- [PROBLEM TO SOLVE]
Output the data word for word, dropping every image.
=-=-=-=-=
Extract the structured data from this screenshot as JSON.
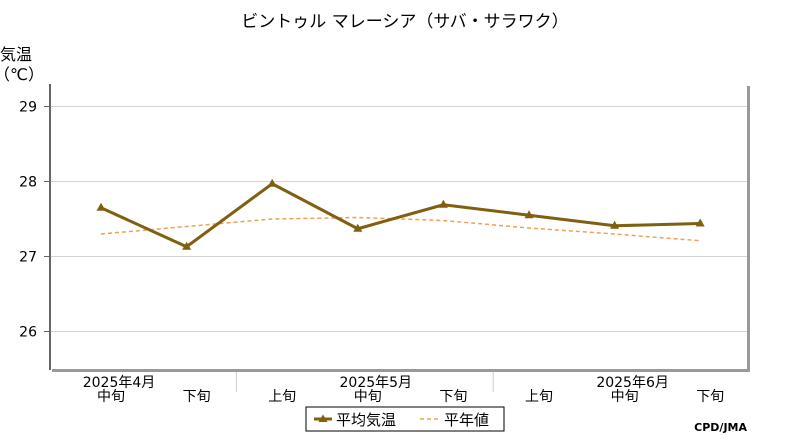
{
  "chart_data": {
    "type": "line",
    "title": "ビントゥル マレーシア（サバ・サラワク）",
    "ylabel_line1": "気温",
    "ylabel_line2": "（℃）",
    "ylim": [
      25.5,
      29.3
    ],
    "yticks": [
      26,
      27,
      28,
      29
    ],
    "grid": true,
    "x_tick_labels": [
      "中旬",
      "下旬",
      "上旬",
      "中旬",
      "下旬",
      "上旬",
      "中旬",
      "下旬"
    ],
    "month_labels": [
      {
        "label": "2025年4月",
        "at_index": 0
      },
      {
        "label": "2025年5月",
        "at_index": 3
      },
      {
        "label": "2025年6月",
        "at_index": 6
      }
    ],
    "series": [
      {
        "name": "平均気温",
        "style": "solid-triangle-markers",
        "color": "#806010",
        "values": [
          27.65,
          27.13,
          27.97,
          27.37,
          27.69,
          27.55,
          27.41,
          27.44
        ]
      },
      {
        "name": "平年値",
        "style": "dashed",
        "color": "#f0a050",
        "values": [
          27.3,
          27.4,
          27.5,
          27.52,
          27.48,
          27.38,
          27.3,
          27.21
        ]
      }
    ],
    "legend_placement": "bottom-center",
    "credit": "CPD/JMA"
  }
}
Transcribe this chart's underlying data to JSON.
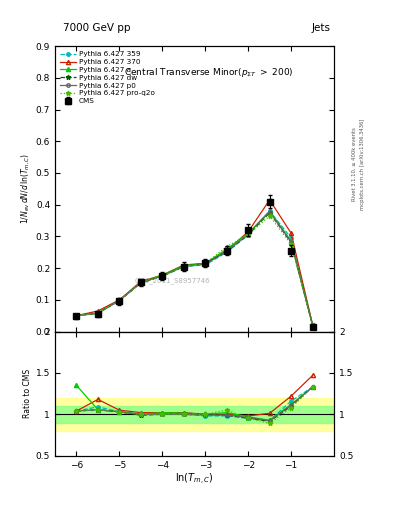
{
  "title_top": "7000 GeV pp",
  "title_right": "Jets",
  "plot_title": "Central Transverse Minor(p_{#varSigmaT}  > 200)",
  "xlabel": "ln(T_{m,C})",
  "ylabel_main": "1/N_{ev} dN/d_{,}ln(T_{m,C})",
  "ylabel_ratio": "Ratio to CMS",
  "watermark": "CMS_2011_S8957746",
  "right_label1": "Rivet 3.1.10, ≥ 400k events",
  "right_label2": "mcplots.cern.ch [arXiv:1306.3436]",
  "xlim": [
    -6.5,
    0.0
  ],
  "ylim_main": [
    0.0,
    0.9
  ],
  "ylim_ratio": [
    0.5,
    2.0
  ],
  "xticks": [
    -6,
    -5,
    -4,
    -3,
    -2,
    -1
  ],
  "cms_x": [
    -6.0,
    -5.5,
    -5.0,
    -4.5,
    -4.0,
    -3.5,
    -3.0,
    -2.5,
    -2.0,
    -1.5,
    -1.0,
    -0.5
  ],
  "cms_y": [
    0.048,
    0.055,
    0.095,
    0.155,
    0.175,
    0.205,
    0.215,
    0.255,
    0.32,
    0.41,
    0.255,
    0.015
  ],
  "cms_yerr": [
    0.008,
    0.008,
    0.01,
    0.012,
    0.012,
    0.013,
    0.013,
    0.015,
    0.018,
    0.022,
    0.018,
    0.005
  ],
  "py359_y": [
    0.05,
    0.06,
    0.098,
    0.155,
    0.175,
    0.205,
    0.21,
    0.25,
    0.305,
    0.38,
    0.295,
    0.02
  ],
  "py370_y": [
    0.05,
    0.065,
    0.1,
    0.158,
    0.178,
    0.21,
    0.215,
    0.255,
    0.315,
    0.415,
    0.31,
    0.022
  ],
  "pya_y": [
    0.05,
    0.058,
    0.098,
    0.155,
    0.178,
    0.208,
    0.215,
    0.26,
    0.31,
    0.38,
    0.285,
    0.02
  ],
  "pydw_y": [
    0.05,
    0.058,
    0.098,
    0.153,
    0.175,
    0.205,
    0.215,
    0.252,
    0.305,
    0.375,
    0.28,
    0.02
  ],
  "pyp0_y": [
    0.05,
    0.058,
    0.098,
    0.155,
    0.175,
    0.205,
    0.213,
    0.252,
    0.308,
    0.378,
    0.282,
    0.02
  ],
  "pyq2o_y": [
    0.05,
    0.058,
    0.098,
    0.155,
    0.175,
    0.205,
    0.215,
    0.268,
    0.305,
    0.365,
    0.275,
    0.02
  ],
  "ratio_py359": [
    1.04,
    1.09,
    1.03,
    1.0,
    1.0,
    1.0,
    0.98,
    0.98,
    0.953,
    0.927,
    1.16,
    1.33
  ],
  "ratio_py370": [
    1.04,
    1.18,
    1.05,
    1.02,
    1.02,
    1.02,
    1.0,
    1.0,
    0.98,
    1.012,
    1.22,
    1.47
  ],
  "ratio_pya": [
    1.04,
    1.055,
    1.03,
    1.0,
    1.02,
    1.015,
    1.0,
    1.02,
    0.97,
    0.927,
    1.12,
    1.33
  ],
  "ratio_pydw": [
    1.04,
    1.055,
    1.03,
    0.99,
    1.0,
    1.0,
    1.0,
    0.99,
    0.953,
    0.915,
    1.1,
    1.33
  ],
  "ratio_pyp0": [
    1.04,
    1.055,
    1.03,
    1.0,
    1.0,
    1.0,
    0.99,
    0.99,
    0.963,
    0.922,
    1.11,
    1.33
  ],
  "ratio_pyq2o": [
    1.04,
    1.055,
    1.03,
    1.0,
    1.0,
    1.0,
    1.0,
    1.05,
    0.953,
    0.89,
    1.08,
    1.33
  ],
  "ratio_pya_first": 1.35,
  "color_359": "#00BBBB",
  "color_370": "#CC2200",
  "color_a": "#00CC00",
  "color_dw": "#005500",
  "color_p0": "#666666",
  "color_q2o": "#44BB00",
  "color_cms": "#000000"
}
=-=-=-=-=
- [CORRECT ANSWER]
Extract the structured data from this screenshot as JSON.
{
  "chart_data": {
    "type": "line",
    "title": "ビントゥル マレーシア（サバ・サラワク）",
    "ylabel_line1": "気温",
    "ylabel_line2": "（℃）",
    "ylim": [
      25.5,
      29.3
    ],
    "yticks": [
      26,
      27,
      28,
      29
    ],
    "grid": true,
    "x_tick_labels": [
      "中旬",
      "下旬",
      "上旬",
      "中旬",
      "下旬",
      "上旬",
      "中旬",
      "下旬"
    ],
    "month_labels": [
      {
        "label": "2025年4月",
        "at_index": 0
      },
      {
        "label": "2025年5月",
        "at_index": 3
      },
      {
        "label": "2025年6月",
        "at_index": 6
      }
    ],
    "series": [
      {
        "name": "平均気温",
        "style": "solid-triangle-markers",
        "color": "#806010",
        "values": [
          27.65,
          27.13,
          27.97,
          27.37,
          27.69,
          27.55,
          27.41,
          27.44
        ]
      },
      {
        "name": "平年値",
        "style": "dashed",
        "color": "#f0a050",
        "values": [
          27.3,
          27.4,
          27.5,
          27.52,
          27.48,
          27.38,
          27.3,
          27.21
        ]
      }
    ],
    "legend_placement": "bottom-center",
    "credit": "CPD/JMA"
  }
}
Transcribe this chart's underlying data to JSON.
{
  "title_top": "7000 GeV pp",
  "title_right": "Jets",
  "plot_title": "Central Transverse Minor(p_{#varSigmaT}  > 200)",
  "xlabel": "ln(T_{m,C})",
  "ylabel_main": "1/N_{ev} dN/d_{,}ln(T_{m,C})",
  "ylabel_ratio": "Ratio to CMS",
  "watermark": "CMS_2011_S8957746",
  "right_label1": "Rivet 3.1.10, ≥ 400k events",
  "right_label2": "mcplots.cern.ch [arXiv:1306.3436]",
  "xlim": [
    -6.5,
    0.0
  ],
  "ylim_main": [
    0.0,
    0.9
  ],
  "ylim_ratio": [
    0.5,
    2.0
  ],
  "xticks": [
    -6,
    -5,
    -4,
    -3,
    -2,
    -1
  ],
  "cms_x": [
    -6.0,
    -5.5,
    -5.0,
    -4.5,
    -4.0,
    -3.5,
    -3.0,
    -2.5,
    -2.0,
    -1.5,
    -1.0,
    -0.5
  ],
  "cms_y": [
    0.048,
    0.055,
    0.095,
    0.155,
    0.175,
    0.205,
    0.215,
    0.255,
    0.32,
    0.41,
    0.255,
    0.015
  ],
  "cms_yerr": [
    0.008,
    0.008,
    0.01,
    0.012,
    0.012,
    0.013,
    0.013,
    0.015,
    0.018,
    0.022,
    0.018,
    0.005
  ],
  "py359_y": [
    0.05,
    0.06,
    0.098,
    0.155,
    0.175,
    0.205,
    0.21,
    0.25,
    0.305,
    0.38,
    0.295,
    0.02
  ],
  "py370_y": [
    0.05,
    0.065,
    0.1,
    0.158,
    0.178,
    0.21,
    0.215,
    0.255,
    0.315,
    0.415,
    0.31,
    0.022
  ],
  "pya_y": [
    0.05,
    0.058,
    0.098,
    0.155,
    0.178,
    0.208,
    0.215,
    0.26,
    0.31,
    0.38,
    0.285,
    0.02
  ],
  "pydw_y": [
    0.05,
    0.058,
    0.098,
    0.153,
    0.175,
    0.205,
    0.215,
    0.252,
    0.305,
    0.375,
    0.28,
    0.02
  ],
  "pyp0_y": [
    0.05,
    0.058,
    0.098,
    0.155,
    0.175,
    0.205,
    0.213,
    0.252,
    0.308,
    0.378,
    0.282,
    0.02
  ],
  "pyq2o_y": [
    0.05,
    0.058,
    0.098,
    0.155,
    0.175,
    0.205,
    0.215,
    0.268,
    0.305,
    0.365,
    0.275,
    0.02
  ],
  "ratio_py359": [
    1.04,
    1.09,
    1.03,
    1.0,
    1.0,
    1.0,
    0.98,
    0.98,
    0.953,
    0.927,
    1.16,
    1.33
  ],
  "ratio_py370": [
    1.04,
    1.18,
    1.05,
    1.02,
    1.02,
    1.02,
    1.0,
    1.0,
    0.98,
    1.012,
    1.22,
    1.47
  ],
  "ratio_pya": [
    1.04,
    1.055,
    1.03,
    1.0,
    1.02,
    1.015,
    1.0,
    1.02,
    0.97,
    0.927,
    1.12,
    1.33
  ],
  "ratio_pydw": [
    1.04,
    1.055,
    1.03,
    0.99,
    1.0,
    1.0,
    1.0,
    0.99,
    0.953,
    0.915,
    1.1,
    1.33
  ],
  "ratio_pyp0": [
    1.04,
    1.055,
    1.03,
    1.0,
    1.0,
    1.0,
    0.99,
    0.99,
    0.963,
    0.922,
    1.11,
    1.33
  ],
  "ratio_pyq2o": [
    1.04,
    1.055,
    1.03,
    1.0,
    1.0,
    1.0,
    1.0,
    1.05,
    0.953,
    0.89,
    1.08,
    1.33
  ],
  "ratio_pya_first": 1.35,
  "color_359": "#00BBBB",
  "color_370": "#CC2200",
  "color_a": "#00CC00",
  "color_dw": "#005500",
  "color_p0": "#666666",
  "color_q2o": "#44BB00",
  "color_cms": "#000000"
}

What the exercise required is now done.